ENTRIES SUPPLIED
= = =

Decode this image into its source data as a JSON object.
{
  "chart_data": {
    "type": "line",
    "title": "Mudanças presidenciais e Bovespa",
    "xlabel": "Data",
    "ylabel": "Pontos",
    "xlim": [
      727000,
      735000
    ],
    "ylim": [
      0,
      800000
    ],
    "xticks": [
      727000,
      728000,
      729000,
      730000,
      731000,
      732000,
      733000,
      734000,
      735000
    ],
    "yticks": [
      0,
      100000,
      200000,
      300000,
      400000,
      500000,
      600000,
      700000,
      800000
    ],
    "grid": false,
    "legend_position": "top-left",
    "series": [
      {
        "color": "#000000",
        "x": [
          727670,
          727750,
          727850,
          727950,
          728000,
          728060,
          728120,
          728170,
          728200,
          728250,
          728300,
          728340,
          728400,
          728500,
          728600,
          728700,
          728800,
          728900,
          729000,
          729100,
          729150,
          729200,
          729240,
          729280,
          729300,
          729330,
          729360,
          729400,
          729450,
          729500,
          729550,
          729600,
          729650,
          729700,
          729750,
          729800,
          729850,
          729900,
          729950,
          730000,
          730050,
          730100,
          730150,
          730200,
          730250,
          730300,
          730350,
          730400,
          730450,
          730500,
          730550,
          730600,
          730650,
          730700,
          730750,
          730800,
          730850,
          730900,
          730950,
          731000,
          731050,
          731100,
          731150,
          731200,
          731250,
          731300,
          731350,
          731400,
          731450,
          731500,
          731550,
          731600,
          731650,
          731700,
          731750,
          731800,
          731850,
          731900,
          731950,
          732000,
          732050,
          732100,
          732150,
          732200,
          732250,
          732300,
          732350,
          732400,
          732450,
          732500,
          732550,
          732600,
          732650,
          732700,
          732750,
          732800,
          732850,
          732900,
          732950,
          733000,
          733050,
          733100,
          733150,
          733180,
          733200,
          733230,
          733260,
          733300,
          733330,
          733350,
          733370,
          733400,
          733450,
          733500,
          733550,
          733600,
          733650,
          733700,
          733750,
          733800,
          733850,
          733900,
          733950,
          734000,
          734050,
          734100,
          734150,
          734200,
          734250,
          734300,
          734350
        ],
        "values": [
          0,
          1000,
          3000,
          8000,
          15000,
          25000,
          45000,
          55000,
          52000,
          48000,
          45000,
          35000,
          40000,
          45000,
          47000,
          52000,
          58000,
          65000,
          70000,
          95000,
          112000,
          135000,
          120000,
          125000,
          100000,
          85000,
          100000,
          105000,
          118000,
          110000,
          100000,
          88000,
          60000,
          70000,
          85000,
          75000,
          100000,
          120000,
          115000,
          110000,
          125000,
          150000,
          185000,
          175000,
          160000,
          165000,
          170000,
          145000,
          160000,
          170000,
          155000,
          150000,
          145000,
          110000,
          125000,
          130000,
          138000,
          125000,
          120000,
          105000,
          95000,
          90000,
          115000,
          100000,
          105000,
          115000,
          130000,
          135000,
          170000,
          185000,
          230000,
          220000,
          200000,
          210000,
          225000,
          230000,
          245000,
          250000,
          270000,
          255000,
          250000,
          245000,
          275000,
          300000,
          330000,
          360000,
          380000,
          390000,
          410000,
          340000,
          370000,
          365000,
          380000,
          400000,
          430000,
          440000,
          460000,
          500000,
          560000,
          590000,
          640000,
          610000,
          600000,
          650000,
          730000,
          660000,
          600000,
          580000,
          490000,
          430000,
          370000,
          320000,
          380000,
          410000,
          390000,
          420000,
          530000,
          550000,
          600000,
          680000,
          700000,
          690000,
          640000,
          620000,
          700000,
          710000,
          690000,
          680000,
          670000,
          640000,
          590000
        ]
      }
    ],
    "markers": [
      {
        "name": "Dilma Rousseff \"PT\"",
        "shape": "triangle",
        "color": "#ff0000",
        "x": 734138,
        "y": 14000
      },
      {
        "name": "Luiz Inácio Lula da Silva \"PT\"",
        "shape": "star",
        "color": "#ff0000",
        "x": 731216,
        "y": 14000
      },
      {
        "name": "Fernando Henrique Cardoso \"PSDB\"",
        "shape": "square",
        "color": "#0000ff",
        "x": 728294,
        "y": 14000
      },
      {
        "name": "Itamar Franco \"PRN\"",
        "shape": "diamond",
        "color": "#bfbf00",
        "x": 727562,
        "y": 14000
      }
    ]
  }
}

= = =

OBJECTIVE
In the records above, locate each line with the word "color". Copy all such lines.

TASK OUTPUT
        "color": "#000000",
        "color": "#ff0000",
        "color": "#ff0000",
        "color": "#0000ff",
        "color": "#bfbf00",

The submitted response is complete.